TASK STATEMENT:
All of the data should be repeated exactly; pictures are not part of the copy.

GIVEN RECORDS:
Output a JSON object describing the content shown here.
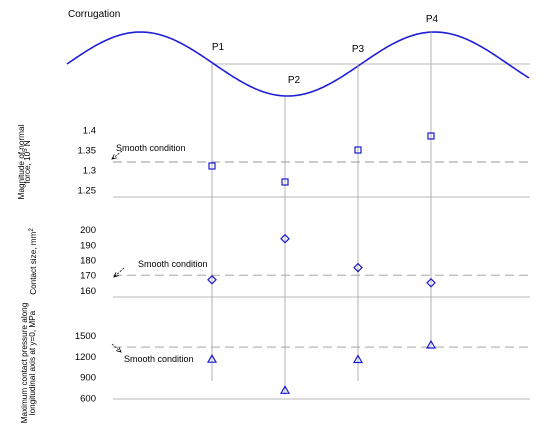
{
  "chart_data": {
    "type": "scatter",
    "title": "Corrugation",
    "corrugation_points": [
      "P1",
      "P2",
      "P3",
      "P4"
    ],
    "panels": [
      {
        "id": "force",
        "ylabel_line1": "Magnitude of normal",
        "ylabel_line2": "force, 10",
        "ylabel_sup": "5",
        "ylabel_line2_end": " N",
        "yticks": [
          "1.25",
          "1.3",
          "1.35",
          "1.4"
        ],
        "ytick_values": [
          1.25,
          1.3,
          1.35,
          1.4
        ],
        "ylim": [
          1.23,
          1.41
        ],
        "marker": "square",
        "values": [
          1.31,
          1.27,
          1.35,
          1.385
        ],
        "reference_value": 1.32,
        "reference_label": "Smooth condition"
      },
      {
        "id": "size",
        "ylabel_line1": "Contact size, mm",
        "ylabel_sup": "2",
        "yticks": [
          "160",
          "170",
          "180",
          "190",
          "200"
        ],
        "ytick_values": [
          160,
          170,
          180,
          190,
          200
        ],
        "ylim": [
          155,
          203
        ],
        "marker": "diamond",
        "values": [
          167,
          194,
          175,
          165
        ],
        "reference_value": 170,
        "reference_label": "Smooth condition"
      },
      {
        "id": "pressure",
        "ylabel_line1": "Maximum contact pressure along",
        "ylabel_line2": "longitudinal axis at y=0, MPa",
        "yticks": [
          "600",
          "900",
          "1200",
          "1500"
        ],
        "ytick_values": [
          600,
          900,
          1200,
          1500
        ],
        "ylim": [
          570,
          1640
        ],
        "marker": "triangle",
        "values": [
          1160,
          710,
          1155,
          1365
        ],
        "reference_value": 1335,
        "reference_label": "Smooth condition"
      }
    ],
    "colors": {
      "curve": "#1f1fd6",
      "marker": "#1a1ad0",
      "reference": "#9a9a9a",
      "axis": "#a0a0a0"
    },
    "grid": false
  }
}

COMPLETE OUTPUT:
Output a JSON object describing the content shown here.
{
  "chart_data": {
    "type": "scatter",
    "title": "Corrugation",
    "corrugation_points": [
      "P1",
      "P2",
      "P3",
      "P4"
    ],
    "panels": [
      {
        "id": "force",
        "ylabel_line1": "Magnitude of normal",
        "ylabel_line2": "force, 10",
        "ylabel_sup": "5",
        "ylabel_line2_end": " N",
        "yticks": [
          "1.25",
          "1.3",
          "1.35",
          "1.4"
        ],
        "ytick_values": [
          1.25,
          1.3,
          1.35,
          1.4
        ],
        "ylim": [
          1.23,
          1.41
        ],
        "marker": "square",
        "values": [
          1.31,
          1.27,
          1.35,
          1.385
        ],
        "reference_value": 1.32,
        "reference_label": "Smooth condition"
      },
      {
        "id": "size",
        "ylabel_line1": "Contact size, mm",
        "ylabel_sup": "2",
        "yticks": [
          "160",
          "170",
          "180",
          "190",
          "200"
        ],
        "ytick_values": [
          160,
          170,
          180,
          190,
          200
        ],
        "ylim": [
          155,
          203
        ],
        "marker": "diamond",
        "values": [
          167,
          194,
          175,
          165
        ],
        "reference_value": 170,
        "reference_label": "Smooth condition"
      },
      {
        "id": "pressure",
        "ylabel_line1": "Maximum contact pressure along",
        "ylabel_line2": "longitudinal axis at y=0, MPa",
        "yticks": [
          "600",
          "900",
          "1200",
          "1500"
        ],
        "ytick_values": [
          600,
          900,
          1200,
          1500
        ],
        "ylim": [
          570,
          1640
        ],
        "marker": "triangle",
        "values": [
          1160,
          710,
          1155,
          1365
        ],
        "reference_value": 1335,
        "reference_label": "Smooth condition"
      }
    ],
    "colors": {
      "curve": "#1f1fd6",
      "marker": "#1a1ad0",
      "reference": "#9a9a9a",
      "axis": "#a0a0a0"
    },
    "grid": false
  }
}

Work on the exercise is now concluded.